=== Data supplied ===

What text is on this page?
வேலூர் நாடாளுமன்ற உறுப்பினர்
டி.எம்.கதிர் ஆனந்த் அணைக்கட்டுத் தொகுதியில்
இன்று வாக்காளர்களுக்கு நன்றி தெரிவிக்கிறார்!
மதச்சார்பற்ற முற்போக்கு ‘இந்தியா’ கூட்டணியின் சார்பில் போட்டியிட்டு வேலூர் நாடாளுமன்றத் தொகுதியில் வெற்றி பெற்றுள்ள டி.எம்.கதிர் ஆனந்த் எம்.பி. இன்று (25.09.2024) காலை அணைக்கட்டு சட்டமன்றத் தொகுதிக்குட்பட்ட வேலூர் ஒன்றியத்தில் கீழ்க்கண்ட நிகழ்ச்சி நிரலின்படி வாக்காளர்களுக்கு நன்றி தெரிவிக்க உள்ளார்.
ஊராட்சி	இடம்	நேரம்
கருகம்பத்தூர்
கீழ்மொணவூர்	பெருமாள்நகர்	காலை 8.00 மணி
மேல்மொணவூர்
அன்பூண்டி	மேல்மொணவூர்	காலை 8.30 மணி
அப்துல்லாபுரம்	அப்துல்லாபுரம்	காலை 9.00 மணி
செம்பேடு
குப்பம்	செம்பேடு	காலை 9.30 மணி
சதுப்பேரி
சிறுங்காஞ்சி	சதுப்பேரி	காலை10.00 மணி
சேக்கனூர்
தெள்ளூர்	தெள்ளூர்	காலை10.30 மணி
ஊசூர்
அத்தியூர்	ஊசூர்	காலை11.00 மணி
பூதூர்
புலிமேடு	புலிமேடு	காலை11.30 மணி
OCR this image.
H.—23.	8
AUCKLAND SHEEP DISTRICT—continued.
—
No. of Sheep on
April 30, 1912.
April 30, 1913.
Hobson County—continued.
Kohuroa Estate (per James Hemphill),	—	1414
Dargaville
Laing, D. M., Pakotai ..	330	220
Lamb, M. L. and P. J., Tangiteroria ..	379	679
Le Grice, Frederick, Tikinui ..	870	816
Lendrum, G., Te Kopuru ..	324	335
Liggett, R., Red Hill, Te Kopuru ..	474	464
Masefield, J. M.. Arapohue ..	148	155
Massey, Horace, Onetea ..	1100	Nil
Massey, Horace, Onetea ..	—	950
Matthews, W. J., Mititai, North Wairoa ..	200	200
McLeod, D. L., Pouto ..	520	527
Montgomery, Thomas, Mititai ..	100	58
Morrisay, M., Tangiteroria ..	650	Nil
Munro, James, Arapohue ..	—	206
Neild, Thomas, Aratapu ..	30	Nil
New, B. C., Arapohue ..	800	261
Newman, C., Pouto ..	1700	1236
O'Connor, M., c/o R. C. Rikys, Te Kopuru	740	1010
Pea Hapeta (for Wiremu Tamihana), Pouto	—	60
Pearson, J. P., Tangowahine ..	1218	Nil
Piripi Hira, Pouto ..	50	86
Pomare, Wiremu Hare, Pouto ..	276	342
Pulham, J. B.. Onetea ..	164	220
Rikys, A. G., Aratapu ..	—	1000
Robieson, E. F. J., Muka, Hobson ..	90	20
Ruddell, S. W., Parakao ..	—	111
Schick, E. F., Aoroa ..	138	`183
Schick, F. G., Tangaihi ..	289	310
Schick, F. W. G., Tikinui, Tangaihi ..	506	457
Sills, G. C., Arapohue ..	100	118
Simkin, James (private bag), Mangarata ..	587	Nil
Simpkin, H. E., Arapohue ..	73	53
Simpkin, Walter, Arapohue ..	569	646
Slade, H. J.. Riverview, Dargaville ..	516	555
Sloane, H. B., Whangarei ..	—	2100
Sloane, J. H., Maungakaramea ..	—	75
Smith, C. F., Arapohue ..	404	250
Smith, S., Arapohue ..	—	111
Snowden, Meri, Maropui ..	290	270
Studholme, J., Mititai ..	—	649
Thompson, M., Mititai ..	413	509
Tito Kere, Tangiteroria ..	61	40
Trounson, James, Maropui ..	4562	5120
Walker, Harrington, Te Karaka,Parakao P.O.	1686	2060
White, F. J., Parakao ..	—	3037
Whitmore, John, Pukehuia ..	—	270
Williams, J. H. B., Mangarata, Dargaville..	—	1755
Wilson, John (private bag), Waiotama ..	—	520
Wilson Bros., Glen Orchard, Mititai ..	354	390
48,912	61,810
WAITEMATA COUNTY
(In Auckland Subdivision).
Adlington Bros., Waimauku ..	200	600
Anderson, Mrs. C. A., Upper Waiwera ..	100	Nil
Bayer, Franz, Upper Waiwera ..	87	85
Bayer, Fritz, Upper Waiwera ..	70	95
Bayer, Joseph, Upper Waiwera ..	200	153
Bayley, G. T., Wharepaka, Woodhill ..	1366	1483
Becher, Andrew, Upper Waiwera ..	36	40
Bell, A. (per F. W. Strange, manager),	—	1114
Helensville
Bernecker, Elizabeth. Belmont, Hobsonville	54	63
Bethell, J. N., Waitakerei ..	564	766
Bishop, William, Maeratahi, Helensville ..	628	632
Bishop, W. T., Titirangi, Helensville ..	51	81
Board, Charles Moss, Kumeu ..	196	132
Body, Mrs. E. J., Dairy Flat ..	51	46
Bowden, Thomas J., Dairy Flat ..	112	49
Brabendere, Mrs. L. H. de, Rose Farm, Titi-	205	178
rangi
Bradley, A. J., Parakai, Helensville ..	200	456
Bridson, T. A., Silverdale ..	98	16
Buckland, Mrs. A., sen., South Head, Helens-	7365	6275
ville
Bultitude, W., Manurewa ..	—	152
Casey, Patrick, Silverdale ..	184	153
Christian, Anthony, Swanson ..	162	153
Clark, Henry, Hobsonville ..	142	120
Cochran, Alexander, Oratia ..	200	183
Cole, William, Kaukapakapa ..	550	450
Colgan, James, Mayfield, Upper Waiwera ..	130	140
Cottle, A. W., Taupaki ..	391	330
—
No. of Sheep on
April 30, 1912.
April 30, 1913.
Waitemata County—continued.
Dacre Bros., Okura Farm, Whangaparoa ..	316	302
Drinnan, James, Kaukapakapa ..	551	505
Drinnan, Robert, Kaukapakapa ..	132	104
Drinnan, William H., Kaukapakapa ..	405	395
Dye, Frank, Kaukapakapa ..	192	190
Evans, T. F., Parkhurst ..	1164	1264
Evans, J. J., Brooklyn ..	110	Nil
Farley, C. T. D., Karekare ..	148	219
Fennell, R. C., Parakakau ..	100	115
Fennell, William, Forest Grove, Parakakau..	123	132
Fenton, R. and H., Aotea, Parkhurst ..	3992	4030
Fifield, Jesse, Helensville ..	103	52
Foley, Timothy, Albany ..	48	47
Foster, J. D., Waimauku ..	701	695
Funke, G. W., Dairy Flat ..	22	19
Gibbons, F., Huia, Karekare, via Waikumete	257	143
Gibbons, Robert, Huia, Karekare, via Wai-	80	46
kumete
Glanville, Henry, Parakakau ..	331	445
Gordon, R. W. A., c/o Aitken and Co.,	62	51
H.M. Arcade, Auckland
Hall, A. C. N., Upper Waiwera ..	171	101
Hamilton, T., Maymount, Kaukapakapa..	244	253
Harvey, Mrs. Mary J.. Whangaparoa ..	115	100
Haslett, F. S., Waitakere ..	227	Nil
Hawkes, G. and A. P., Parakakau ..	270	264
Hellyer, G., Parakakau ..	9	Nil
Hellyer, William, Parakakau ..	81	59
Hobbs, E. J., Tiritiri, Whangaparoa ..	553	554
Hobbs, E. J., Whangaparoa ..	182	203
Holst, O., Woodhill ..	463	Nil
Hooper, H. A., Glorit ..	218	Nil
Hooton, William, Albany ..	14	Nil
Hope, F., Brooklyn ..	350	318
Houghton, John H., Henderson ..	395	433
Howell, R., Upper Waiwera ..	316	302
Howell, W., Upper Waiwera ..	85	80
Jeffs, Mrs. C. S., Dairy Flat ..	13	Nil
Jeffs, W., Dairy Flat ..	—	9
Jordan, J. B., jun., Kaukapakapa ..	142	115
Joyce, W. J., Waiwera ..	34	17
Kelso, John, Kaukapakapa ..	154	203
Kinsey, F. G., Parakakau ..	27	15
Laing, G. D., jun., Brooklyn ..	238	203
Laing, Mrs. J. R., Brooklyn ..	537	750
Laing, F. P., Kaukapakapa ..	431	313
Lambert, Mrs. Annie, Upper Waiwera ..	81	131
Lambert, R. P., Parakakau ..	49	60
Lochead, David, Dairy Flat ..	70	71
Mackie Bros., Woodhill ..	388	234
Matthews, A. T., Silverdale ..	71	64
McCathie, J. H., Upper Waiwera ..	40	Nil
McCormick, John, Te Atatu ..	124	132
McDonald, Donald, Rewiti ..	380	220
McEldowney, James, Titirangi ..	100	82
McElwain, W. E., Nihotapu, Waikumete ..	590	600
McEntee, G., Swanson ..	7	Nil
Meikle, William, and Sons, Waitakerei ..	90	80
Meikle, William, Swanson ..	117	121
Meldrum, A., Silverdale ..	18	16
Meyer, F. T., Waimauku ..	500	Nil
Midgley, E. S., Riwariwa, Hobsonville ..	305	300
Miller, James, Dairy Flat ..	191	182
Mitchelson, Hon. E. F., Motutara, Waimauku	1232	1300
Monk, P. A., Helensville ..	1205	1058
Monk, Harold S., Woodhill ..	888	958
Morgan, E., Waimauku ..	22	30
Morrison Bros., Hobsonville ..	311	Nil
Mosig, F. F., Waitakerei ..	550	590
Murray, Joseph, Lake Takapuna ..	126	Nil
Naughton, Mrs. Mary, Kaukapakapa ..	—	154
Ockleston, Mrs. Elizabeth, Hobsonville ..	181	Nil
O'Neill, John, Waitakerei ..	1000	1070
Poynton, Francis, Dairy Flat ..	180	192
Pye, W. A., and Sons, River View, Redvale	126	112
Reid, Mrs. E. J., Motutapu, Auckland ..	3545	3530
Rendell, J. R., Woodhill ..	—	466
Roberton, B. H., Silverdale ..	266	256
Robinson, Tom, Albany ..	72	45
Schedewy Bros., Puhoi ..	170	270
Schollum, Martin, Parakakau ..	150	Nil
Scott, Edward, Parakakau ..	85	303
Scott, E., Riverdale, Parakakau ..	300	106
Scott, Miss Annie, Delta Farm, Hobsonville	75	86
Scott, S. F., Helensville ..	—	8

===

Scan the material above. Copy each line where "Upper" occurs.

* [Task result]
Anderson, Mrs. C. A., Upper Waiwera ..	100	Nil
Bayer, Franz, Upper Waiwera ..	87	85
Bayer, Fritz, Upper Waiwera ..	70	95
Bayer, Joseph, Upper Waiwera ..	200	153
Becher, Andrew, Upper Waiwera ..	36	40
Colgan, James, Mayfield, Upper Waiwera ..	130	140
Hall, A. C. N., Upper Waiwera ..	171	101
Howell, R., Upper Waiwera ..	316	302
Howell, W., Upper Waiwera ..	85	80
Lambert, Mrs. Annie, Upper Waiwera ..	81	131
McCathie, J. H., Upper Waiwera ..	40	Nil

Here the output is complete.